Written instruction A
In the limit proof, what value does the desired limit L turn out to have?
------ Selected text
The proof is based on the use of the standard limits $$\lim_{n \to \infty}n(a^{1/n} - 1) = \log a\tag{1}$$ (which can also be taken as a definition of $\log a$ to develop a systematic theory of logarithm and exponential functions) and $$\lim_{x \to 0}\frac{\log(1 + x)}{x} = 1\tag{2}$$ If $L$ is the desired limit then we have \begin{align} \log L &= \log\left\{\lim_{n \to \infty}\left(\frac{a^{1/n} + b^{1/n}}{2}\right)^{n}\right\}\notag\\ &= \lim_{n \to \infty}\log\left(\frac{a^{1/n} + b^{1/n}}{2}\right)^{n}\text{ (via continuity of log)}\notag\\ &= \lim_{n \to \infty}n\log\left(\frac{a^{1/n} + b^{1/n}}{2}\right)\notag\\ &= \lim_{n \to \infty}n\cdot\dfrac{a^{1/n} + b^{1/n} - 2}{2}\cdot\dfrac{\log\left(1 + \dfrac{a^{1/n} + b^{1/n} - 2}{2}\right)}{\dfrac{a^{1/n} + b^{1/n} - 2}{2}}\notag\\ &= \lim_{n \to \infty}n\cdot\dfrac{a^{1/n} + b^{1/n} - 2}{2}\cdot 1\text{ (using (2))}\notag\\ &= \frac{1}{2}\lim_{n \to \infty}\left\{n(a^{1/n} - 1) + n(b^{1/n} - 1)\right\}\notag\\ &= \frac{1}{2}(\log a + \log b)\text{ (using (1))}\notag\\ &= \log\sqrt{ab}\notag \end{align} and hence $L = \sqrt{ab}$. Same way we can establish the general formula that if $a_{i}$ are positive then $$\lim_{n \to \infty}\left(\frac{a_{1}^{1/n} + a_{2}^{1/n} + \cdots + a_{m}^{1/n}}{m}\right)^{n} = (a_{1}a_{2}\cdots a_{m})^{1/m}\tag{3}$$

You want to prove

$$\mathop {\lim }\limits_{n \to \infty } {\left( {\frac{{{a^{1/n}} + {b^{1/n}}}}{2}} \right)^n} = \sqrt {ab}$$

Assume that $a <b$, since $a=b$ will trivially yield the result. We have an indeterminate for of $1^\infty$.
------------
------ Records supplied
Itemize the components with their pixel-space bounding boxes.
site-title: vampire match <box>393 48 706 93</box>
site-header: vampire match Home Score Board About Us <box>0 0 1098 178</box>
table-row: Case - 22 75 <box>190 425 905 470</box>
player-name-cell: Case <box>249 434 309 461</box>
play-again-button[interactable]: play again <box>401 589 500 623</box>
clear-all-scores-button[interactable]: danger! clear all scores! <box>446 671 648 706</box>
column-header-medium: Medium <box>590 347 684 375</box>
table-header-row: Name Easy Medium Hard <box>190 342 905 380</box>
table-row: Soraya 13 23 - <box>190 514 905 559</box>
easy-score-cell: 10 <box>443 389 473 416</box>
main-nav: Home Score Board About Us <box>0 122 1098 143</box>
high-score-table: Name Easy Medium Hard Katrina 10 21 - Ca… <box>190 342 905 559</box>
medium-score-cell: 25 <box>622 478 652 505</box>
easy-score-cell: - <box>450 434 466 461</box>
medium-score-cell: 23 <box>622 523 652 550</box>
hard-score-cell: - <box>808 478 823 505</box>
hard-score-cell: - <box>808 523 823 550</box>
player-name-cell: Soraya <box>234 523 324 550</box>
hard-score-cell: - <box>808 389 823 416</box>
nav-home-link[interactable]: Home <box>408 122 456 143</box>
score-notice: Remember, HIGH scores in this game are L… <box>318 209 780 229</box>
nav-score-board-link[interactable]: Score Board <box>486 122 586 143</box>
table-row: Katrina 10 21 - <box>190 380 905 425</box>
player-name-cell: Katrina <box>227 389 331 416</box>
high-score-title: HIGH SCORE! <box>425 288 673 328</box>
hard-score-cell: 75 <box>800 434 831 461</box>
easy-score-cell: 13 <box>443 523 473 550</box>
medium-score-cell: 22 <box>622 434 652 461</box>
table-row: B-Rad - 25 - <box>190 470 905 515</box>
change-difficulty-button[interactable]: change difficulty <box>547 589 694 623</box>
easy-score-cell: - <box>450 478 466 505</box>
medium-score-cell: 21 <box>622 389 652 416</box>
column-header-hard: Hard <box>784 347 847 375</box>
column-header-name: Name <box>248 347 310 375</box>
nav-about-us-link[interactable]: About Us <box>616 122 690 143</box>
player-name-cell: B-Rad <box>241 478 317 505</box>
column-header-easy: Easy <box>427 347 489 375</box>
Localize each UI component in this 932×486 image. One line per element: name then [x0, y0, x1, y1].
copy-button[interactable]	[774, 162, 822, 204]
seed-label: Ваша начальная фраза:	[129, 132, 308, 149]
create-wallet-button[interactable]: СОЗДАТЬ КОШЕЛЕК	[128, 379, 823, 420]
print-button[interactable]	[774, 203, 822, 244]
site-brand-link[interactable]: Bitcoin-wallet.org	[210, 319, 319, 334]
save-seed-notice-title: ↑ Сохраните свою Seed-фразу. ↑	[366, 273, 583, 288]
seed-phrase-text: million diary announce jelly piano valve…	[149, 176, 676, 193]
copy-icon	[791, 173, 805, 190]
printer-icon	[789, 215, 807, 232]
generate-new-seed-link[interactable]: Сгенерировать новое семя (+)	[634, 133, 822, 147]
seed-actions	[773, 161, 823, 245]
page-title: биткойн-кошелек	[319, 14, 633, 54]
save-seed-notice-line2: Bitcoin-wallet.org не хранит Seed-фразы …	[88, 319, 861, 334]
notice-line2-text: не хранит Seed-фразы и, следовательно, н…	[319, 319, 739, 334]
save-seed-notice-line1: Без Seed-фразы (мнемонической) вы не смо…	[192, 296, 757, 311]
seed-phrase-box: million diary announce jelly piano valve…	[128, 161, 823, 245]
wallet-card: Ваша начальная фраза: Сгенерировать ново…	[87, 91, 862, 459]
------------
Written instruction B
Reproduce the part of the records that opens with their first line and closes with the line containing "column-header-medium: Medium <box>590", both lines included.

Complete response A
L equals the square root of ab.

Complete response B
Itemize the components with their pixel-space bounding boxes.
site-title: vampire match <box>393 48 706 93</box>
site-header: vampire match Home Score Board About Us <box>0 0 1098 178</box>
table-row: Case - 22 75 <box>190 425 905 470</box>
player-name-cell: Case <box>249 434 309 461</box>
play-again-button[interactable]: play again <box>401 589 500 623</box>
clear-all-scores-button[interactable]: danger! clear all scores! <box>446 671 648 706</box>
column-header-medium: Medium <box>590 347 684 375</box>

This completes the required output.